GOAL: In the lines below, find how many contain the word "frac" and report that figure alone.

Stored records:
------------------------------------------------------------

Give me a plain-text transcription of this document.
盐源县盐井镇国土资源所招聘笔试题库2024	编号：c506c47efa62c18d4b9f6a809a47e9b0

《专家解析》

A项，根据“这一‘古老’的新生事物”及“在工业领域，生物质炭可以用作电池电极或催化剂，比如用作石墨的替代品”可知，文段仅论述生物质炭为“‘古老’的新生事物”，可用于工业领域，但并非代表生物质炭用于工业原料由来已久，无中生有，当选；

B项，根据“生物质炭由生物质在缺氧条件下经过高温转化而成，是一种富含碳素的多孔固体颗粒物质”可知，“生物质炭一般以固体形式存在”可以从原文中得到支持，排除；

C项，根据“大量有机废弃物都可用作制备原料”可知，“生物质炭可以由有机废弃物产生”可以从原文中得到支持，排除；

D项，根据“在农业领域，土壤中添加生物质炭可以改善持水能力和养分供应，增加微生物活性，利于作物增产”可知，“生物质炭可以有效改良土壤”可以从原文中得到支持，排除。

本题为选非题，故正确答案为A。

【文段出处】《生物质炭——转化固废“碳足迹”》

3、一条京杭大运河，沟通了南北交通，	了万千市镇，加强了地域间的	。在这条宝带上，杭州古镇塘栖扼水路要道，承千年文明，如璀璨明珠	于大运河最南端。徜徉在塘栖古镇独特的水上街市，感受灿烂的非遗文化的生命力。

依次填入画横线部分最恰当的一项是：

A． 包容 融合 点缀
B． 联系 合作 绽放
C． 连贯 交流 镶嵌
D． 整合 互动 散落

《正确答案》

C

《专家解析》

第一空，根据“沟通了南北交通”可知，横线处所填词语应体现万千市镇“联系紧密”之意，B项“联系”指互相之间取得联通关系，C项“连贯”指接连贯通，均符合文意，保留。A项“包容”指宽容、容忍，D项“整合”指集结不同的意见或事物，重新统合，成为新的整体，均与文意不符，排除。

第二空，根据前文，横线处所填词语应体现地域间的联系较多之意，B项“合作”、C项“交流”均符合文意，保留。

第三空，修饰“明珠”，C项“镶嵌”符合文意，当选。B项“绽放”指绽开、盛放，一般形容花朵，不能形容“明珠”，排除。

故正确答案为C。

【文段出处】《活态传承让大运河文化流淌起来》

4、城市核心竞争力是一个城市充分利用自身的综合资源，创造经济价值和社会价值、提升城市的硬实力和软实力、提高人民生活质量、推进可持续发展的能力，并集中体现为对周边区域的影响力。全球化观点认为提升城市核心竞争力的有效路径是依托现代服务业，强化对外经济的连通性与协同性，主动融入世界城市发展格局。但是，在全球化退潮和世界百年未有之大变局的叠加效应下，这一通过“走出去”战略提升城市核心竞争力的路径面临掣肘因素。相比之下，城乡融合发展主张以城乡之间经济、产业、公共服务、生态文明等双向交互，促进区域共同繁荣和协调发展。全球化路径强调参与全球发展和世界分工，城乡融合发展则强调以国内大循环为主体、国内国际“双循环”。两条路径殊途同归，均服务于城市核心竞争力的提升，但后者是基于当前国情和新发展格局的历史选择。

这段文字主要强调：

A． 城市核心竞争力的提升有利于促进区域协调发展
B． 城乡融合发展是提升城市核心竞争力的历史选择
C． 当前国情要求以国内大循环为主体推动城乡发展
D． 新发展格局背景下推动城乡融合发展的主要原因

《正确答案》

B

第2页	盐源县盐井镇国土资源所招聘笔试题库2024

------------------------------------------------------------

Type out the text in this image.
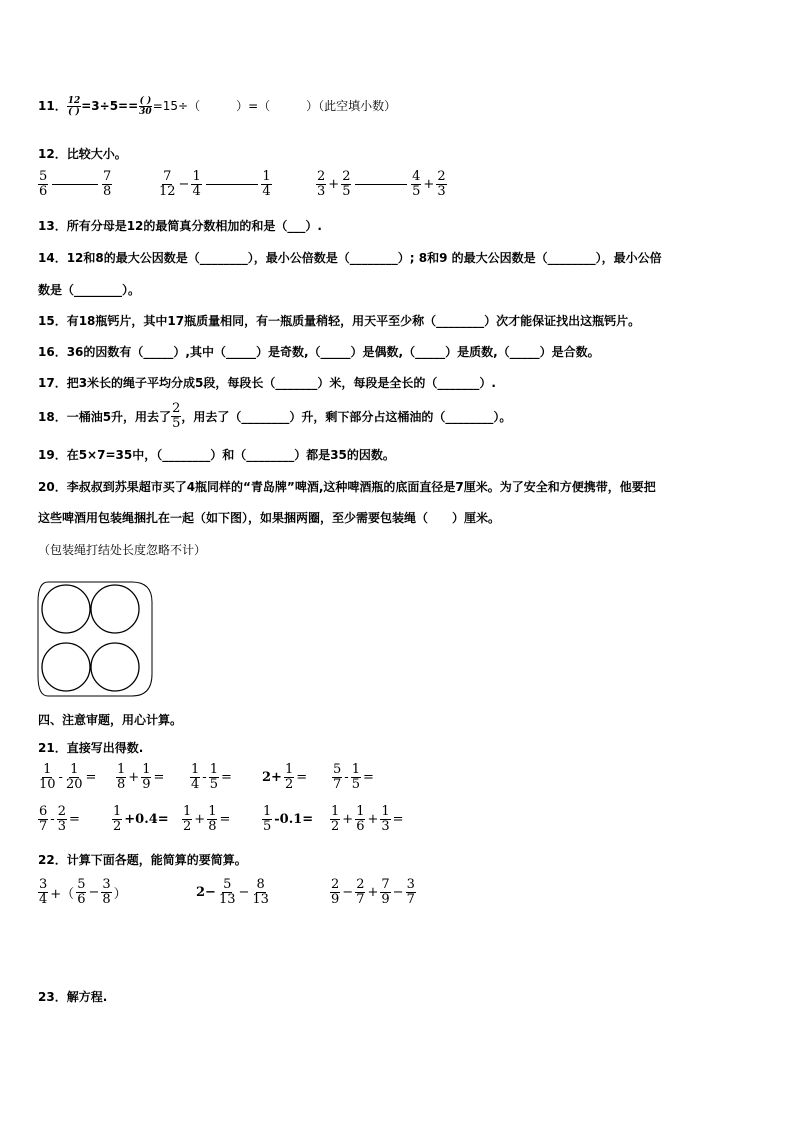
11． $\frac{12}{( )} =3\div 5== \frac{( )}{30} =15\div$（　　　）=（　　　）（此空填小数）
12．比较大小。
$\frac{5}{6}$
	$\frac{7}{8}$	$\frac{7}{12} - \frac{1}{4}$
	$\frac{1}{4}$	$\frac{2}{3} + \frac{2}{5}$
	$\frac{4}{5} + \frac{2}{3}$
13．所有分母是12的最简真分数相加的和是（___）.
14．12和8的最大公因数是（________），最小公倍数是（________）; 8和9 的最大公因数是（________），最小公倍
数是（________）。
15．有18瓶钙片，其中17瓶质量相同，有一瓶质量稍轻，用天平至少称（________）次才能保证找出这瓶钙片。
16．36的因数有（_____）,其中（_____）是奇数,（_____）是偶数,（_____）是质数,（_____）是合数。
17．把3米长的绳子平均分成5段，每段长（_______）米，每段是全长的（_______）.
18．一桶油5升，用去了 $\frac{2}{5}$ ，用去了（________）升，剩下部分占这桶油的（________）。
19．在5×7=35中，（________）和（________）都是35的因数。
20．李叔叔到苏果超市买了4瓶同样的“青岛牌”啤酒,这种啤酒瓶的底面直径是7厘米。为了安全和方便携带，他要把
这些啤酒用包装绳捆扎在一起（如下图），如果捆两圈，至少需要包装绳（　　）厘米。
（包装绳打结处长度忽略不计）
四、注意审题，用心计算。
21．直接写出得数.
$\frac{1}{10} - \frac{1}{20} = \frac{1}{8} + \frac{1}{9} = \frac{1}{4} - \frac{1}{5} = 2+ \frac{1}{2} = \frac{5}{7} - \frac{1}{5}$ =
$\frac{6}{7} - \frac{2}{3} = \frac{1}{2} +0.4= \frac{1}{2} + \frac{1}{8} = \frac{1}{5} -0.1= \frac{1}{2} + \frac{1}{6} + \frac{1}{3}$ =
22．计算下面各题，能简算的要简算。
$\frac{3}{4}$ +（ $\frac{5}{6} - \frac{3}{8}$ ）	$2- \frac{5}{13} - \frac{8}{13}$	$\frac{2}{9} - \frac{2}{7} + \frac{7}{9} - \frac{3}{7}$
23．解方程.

------------------------------------------------------------

FINISHED TASK: 9